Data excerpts

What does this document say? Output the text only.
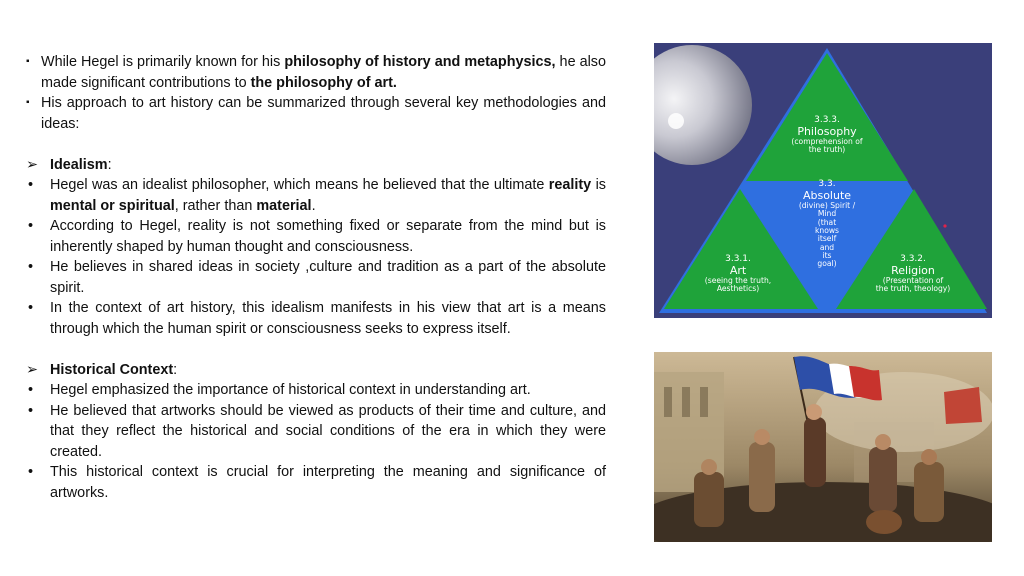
▪ While Hegel is primarily known for his philosophy of history and metaphysics, he also made significant contributions to the philosophy of art.
▪ His approach to art history can be summarized through several key methodologies and ideas:
➢ Idealism:
• Hegel was an idealist philosopher, which means he believed that the ultimate reality is mental or spiritual, rather than material.
• According to Hegel, reality is not something fixed or separate from the mind but is inherently shaped by human thought and consciousness.
• He believes in shared ideas in society ,culture and tradition as a part of the absolute spirit.
• In the context of art history, this idealism manifests in his view that art is a means through which the human spirit or consciousness seeks to express itself.
➢ Historical Context:
• Hegel emphasized the importance of historical context in understanding art.
• He believed that artworks should be viewed as products of their time and culture, and that they reflect the historical and social conditions of the era in which they were created.
• This historical context is crucial for interpreting the meaning and significance of artworks.
3.3.3.
Philosophy
(comprehension of
the truth)
3.3.
Absolute
(divine) Spirit /
Mind
(that
knows
itself
and
its
goal)
3.3.1.
Art
(seeing the truth,
Aesthetics)
3.3.2.
Religion
(Presentation of
the truth, theology)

**Problem details:** Find the lines containing "human" and pull them out.

**Written solution:**
• According to Hegel, reality is not something fixed or separate from the mind but is inherently shaped by human thought and consciousness.
• In the context of art history, this idealism manifests in his view that art is a means through which the human spirit or consciousness seeks to express itself.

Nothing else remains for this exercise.